— Begin —

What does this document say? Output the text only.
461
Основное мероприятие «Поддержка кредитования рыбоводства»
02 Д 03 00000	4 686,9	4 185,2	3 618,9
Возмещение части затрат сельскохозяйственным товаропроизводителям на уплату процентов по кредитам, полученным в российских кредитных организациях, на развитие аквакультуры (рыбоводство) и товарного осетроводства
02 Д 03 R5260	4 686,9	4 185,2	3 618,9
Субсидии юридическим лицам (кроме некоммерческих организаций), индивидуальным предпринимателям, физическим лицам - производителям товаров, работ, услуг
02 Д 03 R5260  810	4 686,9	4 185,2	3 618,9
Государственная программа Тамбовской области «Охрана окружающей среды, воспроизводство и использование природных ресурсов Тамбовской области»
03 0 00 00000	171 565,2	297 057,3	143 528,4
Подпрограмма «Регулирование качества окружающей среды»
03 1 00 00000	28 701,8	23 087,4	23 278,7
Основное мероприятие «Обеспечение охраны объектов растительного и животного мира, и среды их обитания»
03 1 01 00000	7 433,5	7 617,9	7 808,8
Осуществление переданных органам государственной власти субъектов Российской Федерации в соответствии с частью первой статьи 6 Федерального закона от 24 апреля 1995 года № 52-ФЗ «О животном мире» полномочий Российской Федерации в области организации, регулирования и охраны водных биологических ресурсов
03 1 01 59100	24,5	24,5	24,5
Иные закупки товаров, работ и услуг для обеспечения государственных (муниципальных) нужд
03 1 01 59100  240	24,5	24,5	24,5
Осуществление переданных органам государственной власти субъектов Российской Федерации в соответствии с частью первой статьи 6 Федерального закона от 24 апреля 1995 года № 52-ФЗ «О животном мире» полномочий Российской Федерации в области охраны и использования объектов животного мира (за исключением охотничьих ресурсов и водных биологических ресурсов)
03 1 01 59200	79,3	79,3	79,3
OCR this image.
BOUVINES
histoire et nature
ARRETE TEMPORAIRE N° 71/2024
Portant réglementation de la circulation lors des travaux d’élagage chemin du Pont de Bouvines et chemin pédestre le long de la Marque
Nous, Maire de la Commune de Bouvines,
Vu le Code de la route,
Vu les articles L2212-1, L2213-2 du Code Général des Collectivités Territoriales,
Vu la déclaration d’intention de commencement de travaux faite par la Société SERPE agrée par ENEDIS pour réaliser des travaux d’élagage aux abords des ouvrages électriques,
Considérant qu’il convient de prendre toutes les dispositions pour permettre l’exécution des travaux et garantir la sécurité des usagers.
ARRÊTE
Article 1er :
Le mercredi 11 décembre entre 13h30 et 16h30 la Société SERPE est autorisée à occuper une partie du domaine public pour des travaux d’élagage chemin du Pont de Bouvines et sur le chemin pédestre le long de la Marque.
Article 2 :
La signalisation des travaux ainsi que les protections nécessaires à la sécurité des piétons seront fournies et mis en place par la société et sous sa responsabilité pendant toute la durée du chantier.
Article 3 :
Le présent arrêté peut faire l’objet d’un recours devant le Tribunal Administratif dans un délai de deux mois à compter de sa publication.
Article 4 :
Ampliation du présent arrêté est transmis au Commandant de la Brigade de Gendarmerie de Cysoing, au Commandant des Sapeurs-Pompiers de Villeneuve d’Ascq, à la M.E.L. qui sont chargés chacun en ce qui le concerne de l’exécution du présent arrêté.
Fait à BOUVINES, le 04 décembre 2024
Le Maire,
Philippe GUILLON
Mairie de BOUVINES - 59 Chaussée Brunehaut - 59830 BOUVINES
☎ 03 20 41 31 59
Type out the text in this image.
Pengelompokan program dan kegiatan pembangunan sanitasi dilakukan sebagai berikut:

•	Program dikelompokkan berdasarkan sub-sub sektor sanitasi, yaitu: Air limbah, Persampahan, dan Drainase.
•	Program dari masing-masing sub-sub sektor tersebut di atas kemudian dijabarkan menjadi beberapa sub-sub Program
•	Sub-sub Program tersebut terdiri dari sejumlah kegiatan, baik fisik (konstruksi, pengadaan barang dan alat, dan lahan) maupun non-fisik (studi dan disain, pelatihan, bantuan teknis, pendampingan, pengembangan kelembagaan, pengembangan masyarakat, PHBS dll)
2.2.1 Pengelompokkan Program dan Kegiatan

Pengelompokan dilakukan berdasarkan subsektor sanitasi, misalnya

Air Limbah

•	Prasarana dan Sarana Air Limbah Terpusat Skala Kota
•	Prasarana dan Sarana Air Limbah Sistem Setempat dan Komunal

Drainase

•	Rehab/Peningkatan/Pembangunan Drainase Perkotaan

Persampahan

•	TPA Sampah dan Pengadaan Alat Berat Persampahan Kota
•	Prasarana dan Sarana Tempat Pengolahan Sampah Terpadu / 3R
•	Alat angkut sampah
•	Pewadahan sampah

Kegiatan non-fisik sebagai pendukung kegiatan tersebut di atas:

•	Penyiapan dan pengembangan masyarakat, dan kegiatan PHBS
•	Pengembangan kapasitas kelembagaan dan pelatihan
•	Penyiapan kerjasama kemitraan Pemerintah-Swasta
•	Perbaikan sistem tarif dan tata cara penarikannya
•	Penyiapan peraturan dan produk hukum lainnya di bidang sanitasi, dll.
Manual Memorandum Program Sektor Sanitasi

— End —

- _Work to be completed_: Return all the data above once more, precisely as given.

- _Correct result_:
What does this document say? Output the text only.
461
Основное мероприятие «Поддержка кредитования рыбоводства»
02 Д 03 00000	4 686,9	4 185,2	3 618,9
Возмещение части затрат сельскохозяйственным товаропроизводителям на уплату процентов по кредитам, полученным в российских кредитных организациях, на развитие аквакультуры (рыбоводство) и товарного осетроводства
02 Д 03 R5260	4 686,9	4 185,2	3 618,9
Субсидии юридическим лицам (кроме некоммерческих организаций), индивидуальным предпринимателям, физическим лицам - производителям товаров, работ, услуг
02 Д 03 R5260  810	4 686,9	4 185,2	3 618,9
Государственная программа Тамбовской области «Охрана окружающей среды, воспроизводство и использование природных ресурсов Тамбовской области»
03 0 00 00000	171 565,2	297 057,3	143 528,4
Подпрограмма «Регулирование качества окружающей среды»
03 1 00 00000	28 701,8	23 087,4	23 278,7
Основное мероприятие «Обеспечение охраны объектов растительного и животного мира, и среды их обитания»
03 1 01 00000	7 433,5	7 617,9	7 808,8
Осуществление переданных органам государственной власти субъектов Российской Федерации в соответствии с частью первой статьи 6 Федерального закона от 24 апреля 1995 года № 52-ФЗ «О животном мире» полномочий Российской Федерации в области организации, регулирования и охраны водных биологических ресурсов
03 1 01 59100	24,5	24,5	24,5
Иные закупки товаров, работ и услуг для обеспечения государственных (муниципальных) нужд
03 1 01 59100  240	24,5	24,5	24,5
Осуществление переданных органам государственной власти субъектов Российской Федерации в соответствии с частью первой статьи 6 Федерального закона от 24 апреля 1995 года № 52-ФЗ «О животном мире» полномочий Российской Федерации в области охраны и использования объектов животного мира (за исключением охотничьих ресурсов и водных биологических ресурсов)
03 1 01 59200	79,3	79,3	79,3
OCR this image.
BOUVINES
histoire et nature
ARRETE TEMPORAIRE N° 71/2024
Portant réglementation de la circulation lors des travaux d’élagage chemin du Pont de Bouvines et chemin pédestre le long de la Marque
Nous, Maire de la Commune de Bouvines,
Vu le Code de la route,
Vu les articles L2212-1, L2213-2 du Code Général des Collectivités Territoriales,
Vu la déclaration d’intention de commencement de travaux faite par la Société SERPE agrée par ENEDIS pour réaliser des travaux d’élagage aux abords des ouvrages électriques,
Considérant qu’il convient de prendre toutes les dispositions pour permettre l’exécution des travaux et garantir la sécurité des usagers.
ARRÊTE
Article 1er :
Le mercredi 11 décembre entre 13h30 et 16h30 la Société SERPE est autorisée à occuper une partie du domaine public pour des travaux d’élagage chemin du Pont de Bouvines et sur le chemin pédestre le long de la Marque.
Article 2 :
La signalisation des travaux ainsi que les protections nécessaires à la sécurité des piétons seront fournies et mis en place par la société et sous sa responsabilité pendant toute la durée du chantier.
Article 3 :
Le présent arrêté peut faire l’objet d’un recours devant le Tribunal Administratif dans un délai de deux mois à compter de sa publication.
Article 4 :
Ampliation du présent arrêté est transmis au Commandant de la Brigade de Gendarmerie de Cysoing, au Commandant des Sapeurs-Pompiers de Villeneuve d’Ascq, à la M.E.L. qui sont chargés chacun en ce qui le concerne de l’exécution du présent arrêté.
Fait à BOUVINES, le 04 décembre 2024
Le Maire,
Philippe GUILLON
Mairie de BOUVINES - 59 Chaussée Brunehaut - 59830 BOUVINES
☎ 03 20 41 31 59
Type out the text in this image.
Pengelompokan program dan kegiatan pembangunan sanitasi dilakukan sebagai berikut:

•	Program dikelompokkan berdasarkan sub-sub sektor sanitasi, yaitu: Air limbah, Persampahan, dan Drainase.
•	Program dari masing-masing sub-sub sektor tersebut di atas kemudian dijabarkan menjadi beberapa sub-sub Program
•	Sub-sub Program tersebut terdiri dari sejumlah kegiatan, baik fisik (konstruksi, pengadaan barang dan alat, dan lahan) maupun non-fisik (studi dan disain, pelatihan, bantuan teknis, pendampingan, pengembangan kelembagaan, pengembangan masyarakat, PHBS dll)
2.2.1 Pengelompokkan Program dan Kegiatan

Pengelompokan dilakukan berdasarkan subsektor sanitasi, misalnya

Air Limbah

•	Prasarana dan Sarana Air Limbah Terpusat Skala Kota
•	Prasarana dan Sarana Air Limbah Sistem Setempat dan Komunal

Drainase

•	Rehab/Peningkatan/Pembangunan Drainase Perkotaan

Persampahan

•	TPA Sampah dan Pengadaan Alat Berat Persampahan Kota
•	Prasarana dan Sarana Tempat Pengolahan Sampah Terpadu / 3R
•	Alat angkut sampah
•	Pewadahan sampah

Kegiatan non-fisik sebagai pendukung kegiatan tersebut di atas:

•	Penyiapan dan pengembangan masyarakat, dan kegiatan PHBS
•	Pengembangan kapasitas kelembagaan dan pelatihan
•	Penyiapan kerjasama kemitraan Pemerintah-Swasta
•	Perbaikan sistem tarif dan tata cara penarikannya
•	Penyiapan peraturan dan produk hukum lainnya di bidang sanitasi, dll.
Manual Memorandum Program Sektor Sanitasi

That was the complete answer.